:: Supplied data ::

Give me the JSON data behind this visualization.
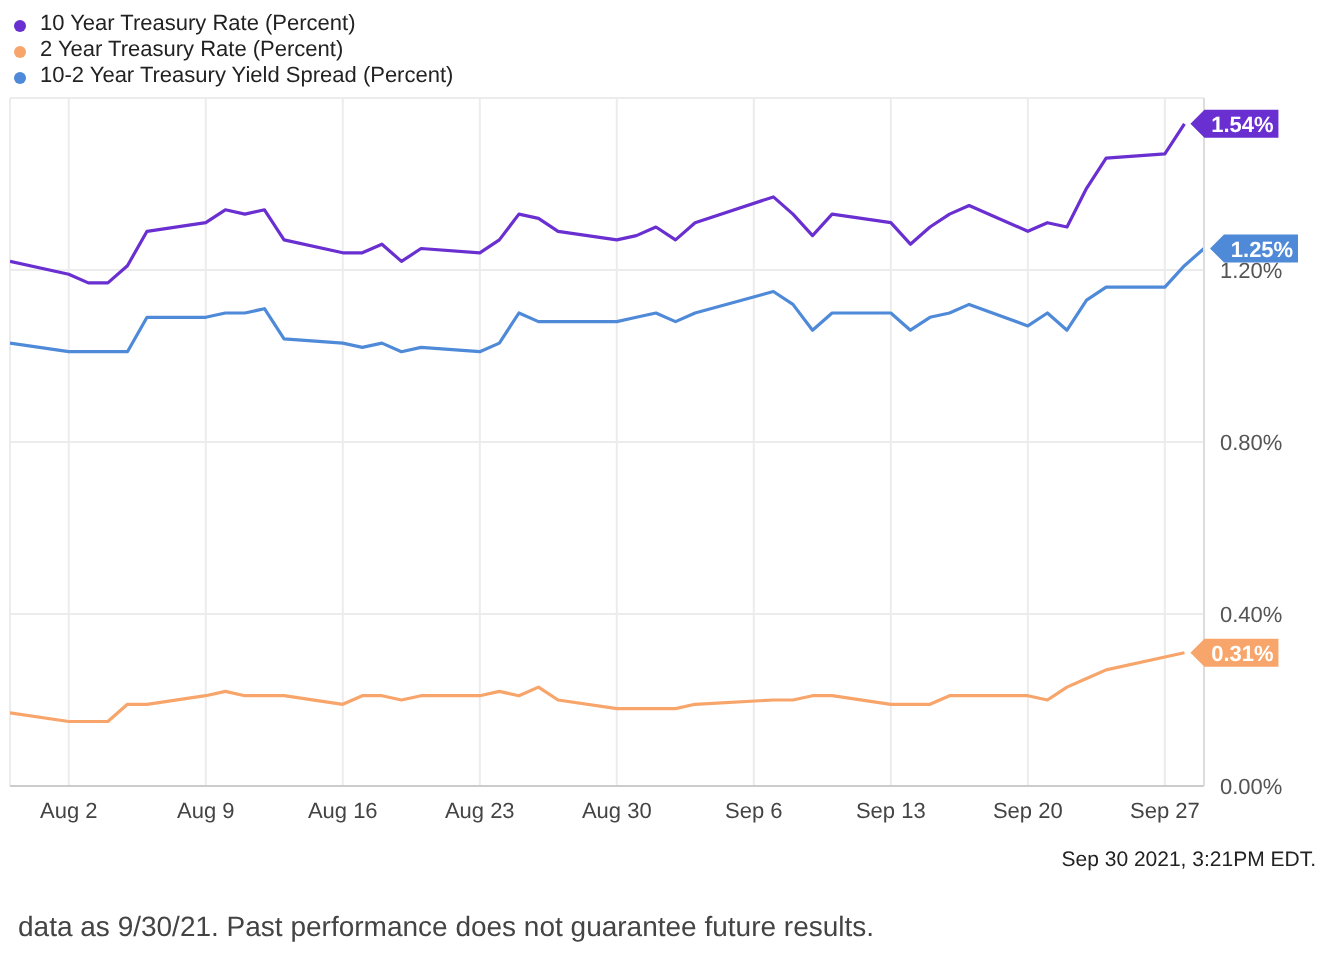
{
  "chart_data": {
    "type": "line",
    "x": [
      "2021-07-30",
      "2021-08-02",
      "2021-08-03",
      "2021-08-04",
      "2021-08-05",
      "2021-08-06",
      "2021-08-09",
      "2021-08-10",
      "2021-08-11",
      "2021-08-12",
      "2021-08-13",
      "2021-08-16",
      "2021-08-17",
      "2021-08-18",
      "2021-08-19",
      "2021-08-20",
      "2021-08-23",
      "2021-08-24",
      "2021-08-25",
      "2021-08-26",
      "2021-08-27",
      "2021-08-30",
      "2021-08-31",
      "2021-09-01",
      "2021-09-02",
      "2021-09-03",
      "2021-09-07",
      "2021-09-08",
      "2021-09-09",
      "2021-09-10",
      "2021-09-13",
      "2021-09-14",
      "2021-09-15",
      "2021-09-16",
      "2021-09-17",
      "2021-09-20",
      "2021-09-21",
      "2021-09-22",
      "2021-09-23",
      "2021-09-24",
      "2021-09-27",
      "2021-09-28",
      "2021-09-29"
    ],
    "series": [
      {
        "name": "10 Year Treasury Rate (Percent)",
        "color": "#6a2fd0",
        "values": [
          1.22,
          1.19,
          1.17,
          1.17,
          1.21,
          1.29,
          1.31,
          1.34,
          1.33,
          1.34,
          1.27,
          1.24,
          1.24,
          1.26,
          1.22,
          1.25,
          1.24,
          1.27,
          1.33,
          1.32,
          1.29,
          1.27,
          1.28,
          1.3,
          1.27,
          1.31,
          1.37,
          1.33,
          1.28,
          1.33,
          1.31,
          1.26,
          1.3,
          1.33,
          1.35,
          1.29,
          1.31,
          1.3,
          1.39,
          1.46,
          1.47,
          1.54,
          null
        ],
        "value_labels": [
          null,
          null,
          null,
          null,
          null,
          null,
          null,
          null,
          null,
          null,
          null,
          null,
          null,
          null,
          null,
          null,
          null,
          null,
          null,
          null,
          null,
          null,
          null,
          null,
          null,
          null,
          null,
          null,
          null,
          null,
          null,
          null,
          null,
          null,
          null,
          null,
          null,
          null,
          null,
          null,
          null,
          "1.54%",
          null
        ]
      },
      {
        "name": "2 Year Treasury Rate (Percent)",
        "color": "#f7a56a",
        "values": [
          0.17,
          0.15,
          0.15,
          0.15,
          0.19,
          0.19,
          0.21,
          0.22,
          0.21,
          0.21,
          0.21,
          0.19,
          0.21,
          0.21,
          0.2,
          0.21,
          0.21,
          0.22,
          0.21,
          0.23,
          0.2,
          0.18,
          0.18,
          0.18,
          0.18,
          0.19,
          0.2,
          0.2,
          0.21,
          0.21,
          0.19,
          0.19,
          0.19,
          0.21,
          0.21,
          0.21,
          0.2,
          0.23,
          0.25,
          0.27,
          0.3,
          0.31,
          null
        ],
        "value_labels": [
          null,
          null,
          null,
          null,
          null,
          null,
          null,
          null,
          null,
          null,
          null,
          null,
          null,
          null,
          null,
          null,
          null,
          null,
          null,
          null,
          null,
          null,
          null,
          null,
          null,
          null,
          null,
          null,
          null,
          null,
          null,
          null,
          null,
          null,
          null,
          null,
          null,
          null,
          null,
          null,
          null,
          "0.31%",
          null
        ]
      },
      {
        "name": "10-2 Year Treasury Yield Spread (Percent)",
        "color": "#4f8ad8",
        "values": [
          1.03,
          1.01,
          1.01,
          1.01,
          1.01,
          1.09,
          1.09,
          1.1,
          1.1,
          1.11,
          1.04,
          1.03,
          1.02,
          1.03,
          1.01,
          1.02,
          1.01,
          1.03,
          1.1,
          1.08,
          1.08,
          1.08,
          1.09,
          1.1,
          1.08,
          1.1,
          1.15,
          1.12,
          1.06,
          1.1,
          1.1,
          1.06,
          1.09,
          1.1,
          1.12,
          1.07,
          1.1,
          1.06,
          1.13,
          1.16,
          1.16,
          1.21,
          1.25
        ],
        "value_labels": [
          null,
          null,
          null,
          null,
          null,
          null,
          null,
          null,
          null,
          null,
          null,
          null,
          null,
          null,
          null,
          null,
          null,
          null,
          null,
          null,
          null,
          null,
          null,
          null,
          null,
          null,
          null,
          null,
          null,
          null,
          null,
          null,
          null,
          null,
          null,
          null,
          null,
          null,
          null,
          null,
          null,
          null,
          "1.25%"
        ]
      }
    ],
    "xlim": [
      "2021-07-30",
      "2021-09-29"
    ],
    "xticks": [
      {
        "value": "2021-08-02",
        "label": "Aug 2"
      },
      {
        "value": "2021-08-09",
        "label": "Aug 9"
      },
      {
        "value": "2021-08-16",
        "label": "Aug 16"
      },
      {
        "value": "2021-08-23",
        "label": "Aug 23"
      },
      {
        "value": "2021-08-30",
        "label": "Aug 30"
      },
      {
        "value": "2021-09-06",
        "label": "Sep 6"
      },
      {
        "value": "2021-09-13",
        "label": "Sep 13"
      },
      {
        "value": "2021-09-20",
        "label": "Sep 20"
      },
      {
        "value": "2021-09-27",
        "label": "Sep 27"
      }
    ],
    "ylim": [
      0,
      1.6
    ],
    "yticks": [
      {
        "value": 0,
        "label": "0.00%"
      },
      {
        "value": 0.4,
        "label": "0.40%"
      },
      {
        "value": 0.8,
        "label": "0.80%"
      },
      {
        "value": 1.2,
        "label": "1.20%"
      }
    ],
    "grid": true,
    "legend": "top left",
    "marker": "none",
    "line_style": "solid",
    "annotations": [
      "Sep 30 2021, 3:21PM EDT.",
      "data as 9/30/21. Past performance does not guarantee future results."
    ]
  }
}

:::

Using the records above, copy every line that has the word "Year" in it.

- [Exercise output]:
        "name": "10 Year Treasury Rate (Percent)",
        "name": "2 Year Treasury Rate (Percent)",
        "name": "10-2 Year Treasury Yield Spread (Percent)",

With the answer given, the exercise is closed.